Extract the whole listing as it stands. Do not include the pictures.
* begin *
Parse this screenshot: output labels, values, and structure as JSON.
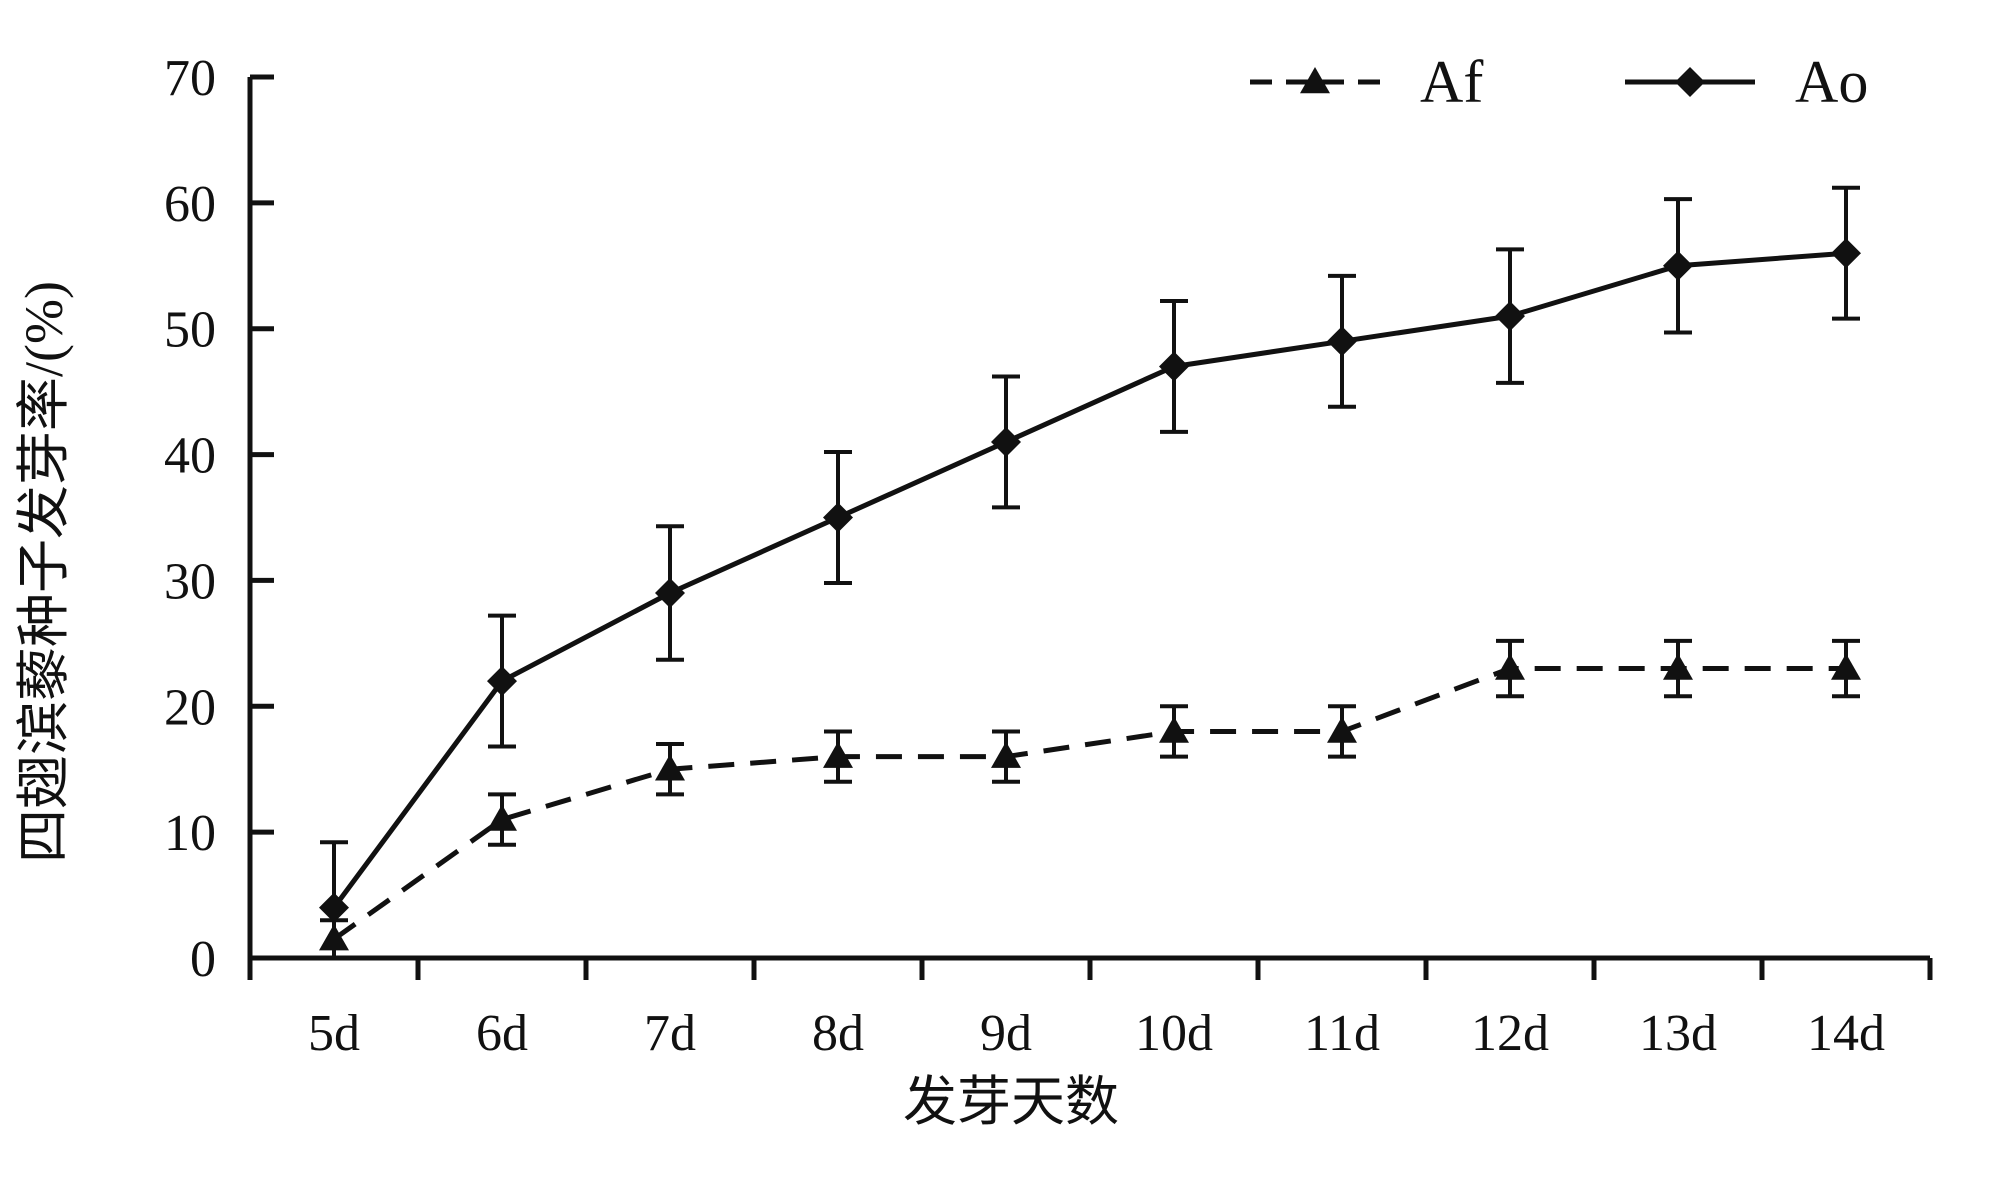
{
  "chart_data": {
    "type": "line",
    "title": "",
    "xlabel": "发芽天数",
    "ylabel": "四翅滨藜种子发芽率/(%)",
    "categories": [
      "5d",
      "6d",
      "7d",
      "8d",
      "9d",
      "10d",
      "11d",
      "12d",
      "13d",
      "14d"
    ],
    "ylim": [
      0,
      70
    ],
    "yticks": [
      0,
      10,
      20,
      30,
      40,
      50,
      60,
      70
    ],
    "grid": false,
    "legend_position": "top-right",
    "series": [
      {
        "name": "Af",
        "line_style": "dashed",
        "marker": "triangle",
        "color": "#111111",
        "values": [
          1.5,
          11,
          15,
          16,
          16,
          18,
          18,
          23,
          23,
          23
        ],
        "errors": [
          1.5,
          2,
          2,
          2,
          2,
          2,
          2,
          2.2,
          2.2,
          2.2
        ]
      },
      {
        "name": "Ao",
        "line_style": "solid",
        "marker": "diamond",
        "color": "#111111",
        "values": [
          4,
          22,
          29,
          35,
          41,
          47,
          49,
          51,
          55,
          56
        ],
        "errors": [
          5.2,
          5.2,
          5.3,
          5.2,
          5.2,
          5.2,
          5.2,
          5.3,
          5.3,
          5.2
        ]
      }
    ]
  }
}
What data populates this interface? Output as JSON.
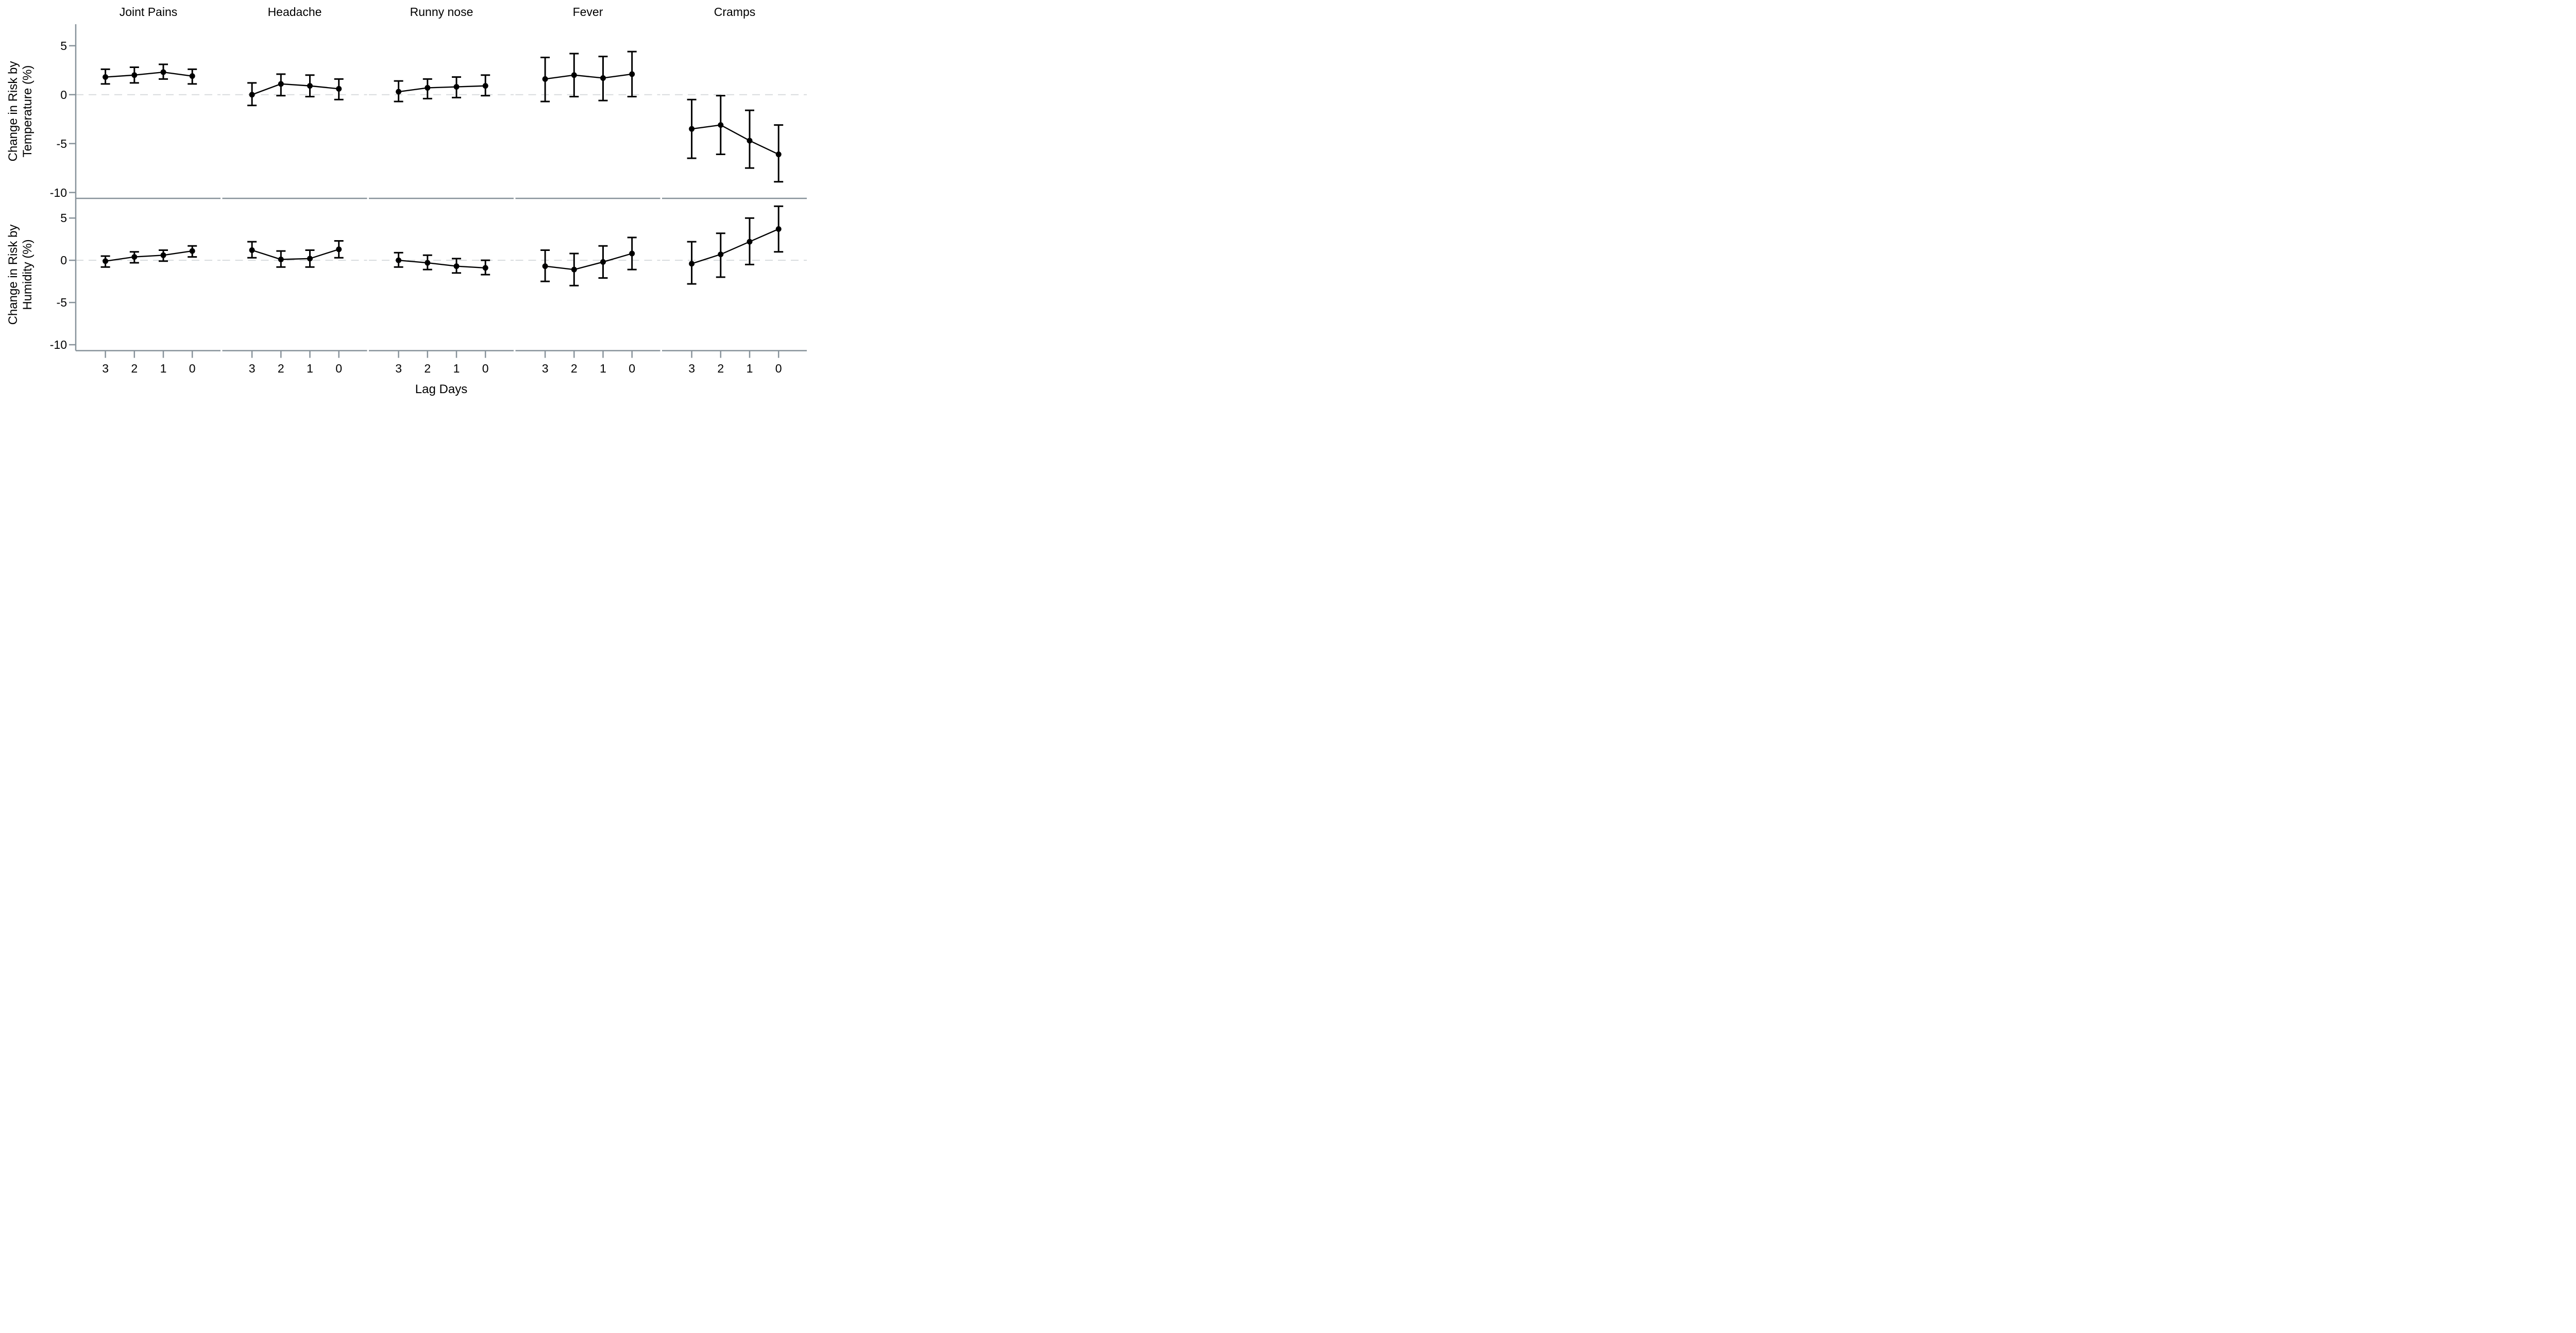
{
  "chart_data": {
    "type": "line",
    "description": "Faceted point-and-error-bar plot: change in symptom risk (%) vs lag days, for temperature (top row) and humidity (bottom row).",
    "x": [
      3,
      2,
      1,
      0
    ],
    "x_tick_labels": [
      "3",
      "2",
      "1",
      "0"
    ],
    "xlabel": "Lag Days",
    "y_ticks": [
      5,
      0,
      -5,
      -10
    ],
    "grid": "dashed reference line at y=0 only",
    "legend_position": "none",
    "facets": {
      "columns": [
        "Joint Pains",
        "Headache",
        "Runny nose",
        "Fever",
        "Cramps"
      ],
      "rows": [
        {
          "label_line1": "Change in Risk by",
          "label_line2": "Temperature (%)",
          "ylim": [
            -10.6,
            7.2
          ],
          "series": [
            {
              "facet": "Joint Pains",
              "est": [
                1.8,
                2.0,
                2.3,
                1.9
              ],
              "ci_low": [
                1.1,
                1.2,
                1.6,
                1.1
              ],
              "ci_high": [
                2.6,
                2.8,
                3.1,
                2.6
              ]
            },
            {
              "facet": "Headache",
              "est": [
                0.0,
                1.1,
                0.9,
                0.6
              ],
              "ci_low": [
                -1.1,
                -0.1,
                -0.2,
                -0.5
              ],
              "ci_high": [
                1.2,
                2.1,
                2.0,
                1.6
              ]
            },
            {
              "facet": "Runny nose",
              "est": [
                0.3,
                0.7,
                0.8,
                0.9
              ],
              "ci_low": [
                -0.7,
                -0.4,
                -0.3,
                -0.1
              ],
              "ci_high": [
                1.4,
                1.6,
                1.8,
                2.0
              ]
            },
            {
              "facet": "Fever",
              "est": [
                1.6,
                2.0,
                1.7,
                2.1
              ],
              "ci_low": [
                -0.7,
                -0.2,
                -0.6,
                -0.2
              ],
              "ci_high": [
                3.8,
                4.2,
                3.9,
                4.4
              ]
            },
            {
              "facet": "Cramps",
              "est": [
                -3.5,
                -3.1,
                -4.7,
                -6.1
              ],
              "ci_low": [
                -6.5,
                -6.1,
                -7.5,
                -8.9
              ],
              "ci_high": [
                -0.5,
                -0.1,
                -1.6,
                -3.1
              ]
            }
          ]
        },
        {
          "label_line1": "Change in Risk by",
          "label_line2": "Humidity (%)",
          "ylim": [
            -10.7,
            7.3
          ],
          "series": [
            {
              "facet": "Joint Pains",
              "est": [
                -0.1,
                0.4,
                0.6,
                1.1
              ],
              "ci_low": [
                -0.8,
                -0.3,
                -0.1,
                0.4
              ],
              "ci_high": [
                0.5,
                1.0,
                1.2,
                1.7
              ]
            },
            {
              "facet": "Headache",
              "est": [
                1.2,
                0.1,
                0.2,
                1.3
              ],
              "ci_low": [
                0.3,
                -0.8,
                -0.8,
                0.3
              ],
              "ci_high": [
                2.2,
                1.1,
                1.2,
                2.3
              ]
            },
            {
              "facet": "Runny nose",
              "est": [
                0.0,
                -0.3,
                -0.7,
                -0.9
              ],
              "ci_low": [
                -0.8,
                -1.1,
                -1.5,
                -1.7
              ],
              "ci_high": [
                0.9,
                0.6,
                0.2,
                0.0
              ]
            },
            {
              "facet": "Fever",
              "est": [
                -0.7,
                -1.1,
                -0.2,
                0.8
              ],
              "ci_low": [
                -2.5,
                -3.0,
                -2.1,
                -1.1
              ],
              "ci_high": [
                1.2,
                0.8,
                1.7,
                2.7
              ]
            },
            {
              "facet": "Cramps",
              "est": [
                -0.4,
                0.7,
                2.2,
                3.7
              ],
              "ci_low": [
                -2.8,
                -2.0,
                -0.5,
                1.0
              ],
              "ci_high": [
                2.2,
                3.2,
                5.0,
                6.4
              ]
            }
          ]
        }
      ]
    },
    "colors": {
      "axis": "#87929a",
      "zero_line": "#d8dbdd",
      "data": "#000000",
      "background": "#ffffff"
    }
  }
}
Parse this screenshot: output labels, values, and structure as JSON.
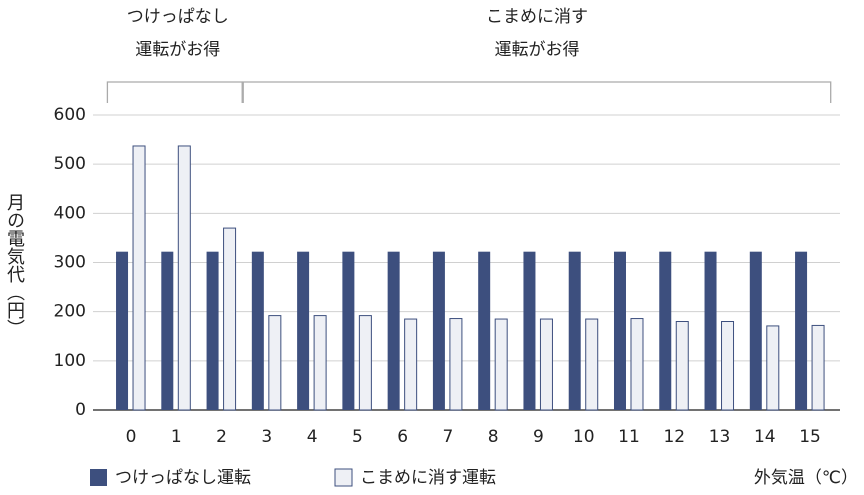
* end *
→ OUTPUT BELOW:
Parse this screenshot: output labels, values, and structure as JSON.
{
  "chart_data": {
    "type": "line",
    "title": "",
    "xlabel": "发芽天数",
    "ylabel": "四翅滨藜种子发芽率/(%)",
    "categories": [
      "5d",
      "6d",
      "7d",
      "8d",
      "9d",
      "10d",
      "11d",
      "12d",
      "13d",
      "14d"
    ],
    "ylim": [
      0,
      70
    ],
    "yticks": [
      0,
      10,
      20,
      30,
      40,
      50,
      60,
      70
    ],
    "grid": false,
    "legend_position": "top-right",
    "series": [
      {
        "name": "Af",
        "line_style": "dashed",
        "marker": "triangle",
        "color": "#111111",
        "values": [
          1.5,
          11,
          15,
          16,
          16,
          18,
          18,
          23,
          23,
          23
        ],
        "errors": [
          1.5,
          2,
          2,
          2,
          2,
          2,
          2,
          2.2,
          2.2,
          2.2
        ]
      },
      {
        "name": "Ao",
        "line_style": "solid",
        "marker": "diamond",
        "color": "#111111",
        "values": [
          4,
          22,
          29,
          35,
          41,
          47,
          49,
          51,
          55,
          56
        ],
        "errors": [
          5.2,
          5.2,
          5.3,
          5.2,
          5.2,
          5.2,
          5.2,
          5.3,
          5.3,
          5.2
        ]
      }
    ]
  }
}
What data populates this interface? Output as JSON.
{
  "chart_data": {
    "type": "line",
    "description": "Faceted point-and-error-bar plot: change in symptom risk (%) vs lag days, for temperature (top row) and humidity (bottom row).",
    "x": [
      3,
      2,
      1,
      0
    ],
    "x_tick_labels": [
      "3",
      "2",
      "1",
      "0"
    ],
    "xlabel": "Lag Days",
    "y_ticks": [
      5,
      0,
      -5,
      -10
    ],
    "grid": "dashed reference line at y=0 only",
    "legend_position": "none",
    "facets": {
      "columns": [
        "Joint Pains",
        "Headache",
        "Runny nose",
        "Fever",
        "Cramps"
      ],
      "rows": [
        {
          "label_line1": "Change in Risk by",
          "label_line2": "Temperature (%)",
          "ylim": [
            -10.6,
            7.2
          ],
          "series": [
            {
              "facet": "Joint Pains",
              "est": [
                1.8,
                2.0,
                2.3,
                1.9
              ],
              "ci_low": [
                1.1,
                1.2,
                1.6,
                1.1
              ],
              "ci_high": [
                2.6,
                2.8,
                3.1,
                2.6
              ]
            },
            {
              "facet": "Headache",
              "est": [
                0.0,
                1.1,
                0.9,
                0.6
              ],
              "ci_low": [
                -1.1,
                -0.1,
                -0.2,
                -0.5
              ],
              "ci_high": [
                1.2,
                2.1,
                2.0,
                1.6
              ]
            },
            {
              "facet": "Runny nose",
              "est": [
                0.3,
                0.7,
                0.8,
                0.9
              ],
              "ci_low": [
                -0.7,
                -0.4,
                -0.3,
                -0.1
              ],
              "ci_high": [
                1.4,
                1.6,
                1.8,
                2.0
              ]
            },
            {
              "facet": "Fever",
              "est": [
                1.6,
                2.0,
                1.7,
                2.1
              ],
              "ci_low": [
                -0.7,
                -0.2,
                -0.6,
                -0.2
              ],
              "ci_high": [
                3.8,
                4.2,
                3.9,
                4.4
              ]
            },
            {
              "facet": "Cramps",
              "est": [
                -3.5,
                -3.1,
                -4.7,
                -6.1
              ],
              "ci_low": [
                -6.5,
                -6.1,
                -7.5,
                -8.9
              ],
              "ci_high": [
                -0.5,
                -0.1,
                -1.6,
                -3.1
              ]
            }
          ]
        },
        {
          "label_line1": "Change in Risk by",
          "label_line2": "Humidity (%)",
          "ylim": [
            -10.7,
            7.3
          ],
          "series": [
            {
              "facet": "Joint Pains",
              "est": [
                -0.1,
                0.4,
                0.6,
                1.1
              ],
              "ci_low": [
                -0.8,
                -0.3,
                -0.1,
                0.4
              ],
              "ci_high": [
                0.5,
                1.0,
                1.2,
                1.7
              ]
            },
            {
              "facet": "Headache",
              "est": [
                1.2,
                0.1,
                0.2,
                1.3
              ],
              "ci_low": [
                0.3,
                -0.8,
                -0.8,
                0.3
              ],
              "ci_high": [
                2.2,
                1.1,
                1.2,
                2.3
              ]
            },
            {
              "facet": "Runny nose",
              "est": [
                0.0,
                -0.3,
                -0.7,
                -0.9
              ],
              "ci_low": [
                -0.8,
                -1.1,
                -1.5,
                -1.7
              ],
              "ci_high": [
                0.9,
                0.6,
                0.2,
                0.0
              ]
            },
            {
              "facet": "Fever",
              "est": [
                -0.7,
                -1.1,
                -0.2,
                0.8
              ],
              "ci_low": [
                -2.5,
                -3.0,
                -2.1,
                -1.1
              ],
              "ci_high": [
                1.2,
                0.8,
                1.7,
                2.7
              ]
            },
            {
              "facet": "Cramps",
              "est": [
                -0.4,
                0.7,
                2.2,
                3.7
              ],
              "ci_low": [
                -2.8,
                -2.0,
                -0.5,
                1.0
              ],
              "ci_high": [
                2.2,
                3.2,
                5.0,
                6.4
              ]
            }
          ]
        }
      ]
    },
    "colors": {
      "axis": "#87929a",
      "zero_line": "#d8dbdd",
      "data": "#000000",
      "background": "#ffffff"
    }
  }
}
Parse this screenshot: output labels, values, and structure as JSON.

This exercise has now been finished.